Records:

**********

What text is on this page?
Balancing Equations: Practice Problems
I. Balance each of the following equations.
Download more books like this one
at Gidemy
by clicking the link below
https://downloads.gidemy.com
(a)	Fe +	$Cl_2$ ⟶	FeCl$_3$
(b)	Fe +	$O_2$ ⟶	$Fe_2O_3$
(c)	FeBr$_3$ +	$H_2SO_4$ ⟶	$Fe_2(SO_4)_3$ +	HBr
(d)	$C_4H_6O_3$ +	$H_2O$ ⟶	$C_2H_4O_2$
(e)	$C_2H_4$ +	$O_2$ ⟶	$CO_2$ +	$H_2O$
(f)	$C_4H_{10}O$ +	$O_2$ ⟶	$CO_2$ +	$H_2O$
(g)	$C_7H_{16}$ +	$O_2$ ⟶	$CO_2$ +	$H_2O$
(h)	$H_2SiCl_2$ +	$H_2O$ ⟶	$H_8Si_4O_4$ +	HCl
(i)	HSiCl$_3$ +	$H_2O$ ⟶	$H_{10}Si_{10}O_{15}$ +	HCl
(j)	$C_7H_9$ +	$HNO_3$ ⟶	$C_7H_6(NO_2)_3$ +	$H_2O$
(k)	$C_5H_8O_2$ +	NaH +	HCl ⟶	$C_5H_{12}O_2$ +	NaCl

**********

INSTRUCTIONS FOR THE TASK
Set every line of the listing down word for word.

SOLUTION TO THE PROBLEM
What text is on this page?
Balancing Equations: Practice Problems
I. Balance each of the following equations.
Download more books like this one
at Gidemy
by clicking the link below
https://downloads.gidemy.com
(a)	Fe +	$Cl_2$ ⟶	FeCl$_3$
(b)	Fe +	$O_2$ ⟶	$Fe_2O_3$
(c)	FeBr$_3$ +	$H_2SO_4$ ⟶	$Fe_2(SO_4)_3$ +	HBr
(d)	$C_4H_6O_3$ +	$H_2O$ ⟶	$C_2H_4O_2$
(e)	$C_2H_4$ +	$O_2$ ⟶	$CO_2$ +	$H_2O$
(f)	$C_4H_{10}O$ +	$O_2$ ⟶	$CO_2$ +	$H_2O$
(g)	$C_7H_{16}$ +	$O_2$ ⟶	$CO_2$ +	$H_2O$
(h)	$H_2SiCl_2$ +	$H_2O$ ⟶	$H_8Si_4O_4$ +	HCl
(i)	HSiCl$_3$ +	$H_2O$ ⟶	$H_{10}Si_{10}O_{15}$ +	HCl
(j)	$C_7H_9$ +	$HNO_3$ ⟶	$C_7H_6(NO_2)_3$ +	$H_2O$
(k)	$C_5H_8O_2$ +	NaH +	HCl ⟶	$C_5H_{12}O_2$ +	NaCl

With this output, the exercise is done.